### TO BE DONE
In your copy, leave out the pictures; write out all the data exactly.

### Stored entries
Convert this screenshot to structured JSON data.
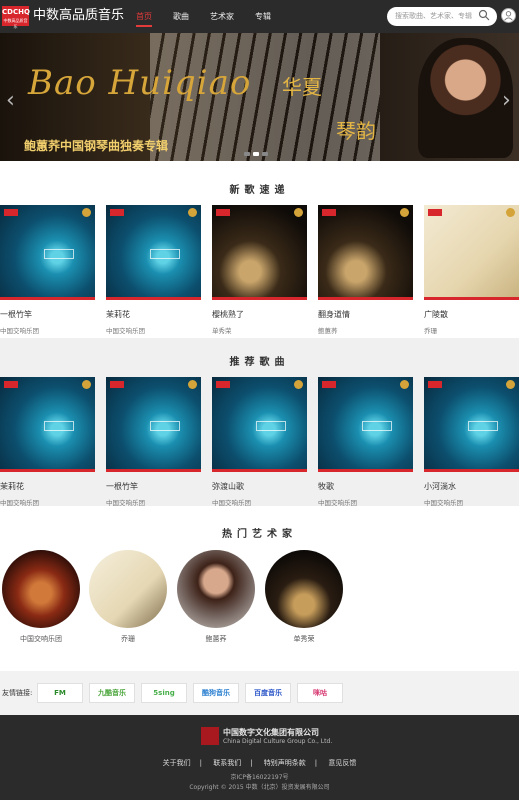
{
  "header": {
    "logo_text": "CDCHQ",
    "logo_sub": "中数高品质音乐",
    "brand": "中数高品质音乐",
    "nav": [
      "首页",
      "歌曲",
      "艺术家",
      "专辑"
    ],
    "search_placeholder": "搜索歌曲、艺术家、专辑"
  },
  "banner": {
    "script_title": "Bao Huiqiao",
    "cn_title_1": "华夏",
    "cn_title_2": "琴韵",
    "subtitle": "鲍蕙荞中国钢琴曲独奏专辑"
  },
  "new_songs": {
    "title": "新歌速递",
    "items": [
      {
        "title": "一根竹竿",
        "artist": "中国交响乐团",
        "style": "blue"
      },
      {
        "title": "茉莉花",
        "artist": "中国交响乐团",
        "style": "blue"
      },
      {
        "title": "樱桃熟了",
        "artist": "单秀荣",
        "style": "dark"
      },
      {
        "title": "翻身道情",
        "artist": "鲍蕙荞",
        "style": "dark"
      },
      {
        "title": "广陵散",
        "artist": "乔珊",
        "style": "cream"
      }
    ]
  },
  "recommended": {
    "title": "推荐歌曲",
    "items": [
      {
        "title": "茉莉花",
        "artist": "中国交响乐团"
      },
      {
        "title": "一根竹竿",
        "artist": "中国交响乐团"
      },
      {
        "title": "弥渡山歌",
        "artist": "中国交响乐团"
      },
      {
        "title": "牧歌",
        "artist": "中国交响乐团"
      },
      {
        "title": "小河淌水",
        "artist": "中国交响乐团"
      }
    ]
  },
  "artists": {
    "title": "热门艺术家",
    "items": [
      "中国交响乐团",
      "乔珊",
      "鲍蕙荞",
      "单秀荣"
    ]
  },
  "links": {
    "label": "友情链接:",
    "items": [
      "FM",
      "九酷音乐",
      "5sing",
      "酷狗音乐",
      "百度音乐",
      "咪咕"
    ]
  },
  "footer": {
    "company_cn": "中国数字文化集团有限公司",
    "company_en": "China Digital Culture Group Co., Ltd.",
    "nav": [
      "关于我们",
      "联系我们",
      "特别声明条款",
      "意见反馈"
    ],
    "icp": "京ICP备16022197号",
    "copyright": "Copyright © 2015 中数（北京）投资发展有限公司"
  }
}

### FULL RESPONSE
Convert this screenshot to structured JSON data.
{
  "header": {
    "logo_text": "CDCHQ",
    "logo_sub": "中数高品质音乐",
    "brand": "中数高品质音乐",
    "nav": [
      "首页",
      "歌曲",
      "艺术家",
      "专辑"
    ],
    "search_placeholder": "搜索歌曲、艺术家、专辑"
  },
  "banner": {
    "script_title": "Bao Huiqiao",
    "cn_title_1": "华夏",
    "cn_title_2": "琴韵",
    "subtitle": "鲍蕙荞中国钢琴曲独奏专辑"
  },
  "new_songs": {
    "title": "新歌速递",
    "items": [
      {
        "title": "一根竹竿",
        "artist": "中国交响乐团",
        "style": "blue"
      },
      {
        "title": "茉莉花",
        "artist": "中国交响乐团",
        "style": "blue"
      },
      {
        "title": "樱桃熟了",
        "artist": "单秀荣",
        "style": "dark"
      },
      {
        "title": "翻身道情",
        "artist": "鲍蕙荞",
        "style": "dark"
      },
      {
        "title": "广陵散",
        "artist": "乔珊",
        "style": "cream"
      }
    ]
  },
  "recommended": {
    "title": "推荐歌曲",
    "items": [
      {
        "title": "茉莉花",
        "artist": "中国交响乐团"
      },
      {
        "title": "一根竹竿",
        "artist": "中国交响乐团"
      },
      {
        "title": "弥渡山歌",
        "artist": "中国交响乐团"
      },
      {
        "title": "牧歌",
        "artist": "中国交响乐团"
      },
      {
        "title": "小河淌水",
        "artist": "中国交响乐团"
      }
    ]
  },
  "artists": {
    "title": "热门艺术家",
    "items": [
      "中国交响乐团",
      "乔珊",
      "鲍蕙荞",
      "单秀荣"
    ]
  },
  "links": {
    "label": "友情链接:",
    "items": [
      "FM",
      "九酷音乐",
      "5sing",
      "酷狗音乐",
      "百度音乐",
      "咪咕"
    ]
  },
  "footer": {
    "company_cn": "中国数字文化集团有限公司",
    "company_en": "China Digital Culture Group Co., Ltd.",
    "nav": [
      "关于我们",
      "联系我们",
      "特别声明条款",
      "意见反馈"
    ],
    "icp": "京ICP备16022197号",
    "copyright": "Copyright © 2015 中数（北京）投资发展有限公司"
  }
}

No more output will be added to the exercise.